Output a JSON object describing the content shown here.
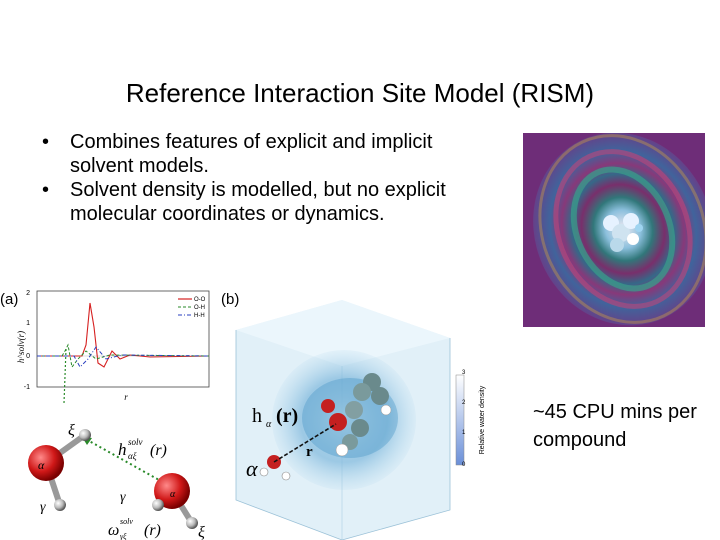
{
  "slide": {
    "title": "Reference Interaction Site Model (RISM)",
    "bullets": [
      "Combines features of explicit and implicit solvent models.",
      "Solvent density is modelled, but no explicit molecular coordinates or dynamics."
    ],
    "cost_note": "~45 CPU mins per compound"
  },
  "figure": {
    "panel_a_label": "(a)",
    "panel_b_label": "(b)",
    "plot": {
      "ylabel": "h^solv(r)",
      "xlabel": "r",
      "yticks": [
        "2",
        "1",
        "0",
        "-1"
      ],
      "legend": [
        "O-O",
        "O-H",
        "H-H"
      ],
      "series_colors": [
        "#d62020",
        "#2a8a2a",
        "#2a3fbf"
      ]
    },
    "molecule_labels": {
      "xi_top": "ξ",
      "alpha": "α",
      "gamma_left": "γ",
      "h_label": "h",
      "h_sub": "αξ",
      "h_sup": "solv",
      "h_arg": "(r)",
      "gamma_right": "γ",
      "o_right": "α",
      "omega": "ω",
      "omega_sub": "γξ",
      "omega_sup": "solv",
      "omega_arg": "(r)",
      "xi_bottom": "ξ"
    },
    "cube": {
      "h_label": "h",
      "h_sub": "α",
      "h_arg": "(r)",
      "r_label": "r",
      "alpha_label": "α",
      "colorbar_label": "Relative water density",
      "colorbar_ticks": [
        "3",
        "2",
        "1",
        "0"
      ]
    }
  }
}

• [EXERCISE DIRECTIONS]
Read the entries and show each line that mentions "explicit".

• [FINISHED TASK]
      "Combines features of explicit and implicit solvent models.",
      "Solvent density is modelled, but no explicit molecular coordinates or dynamics."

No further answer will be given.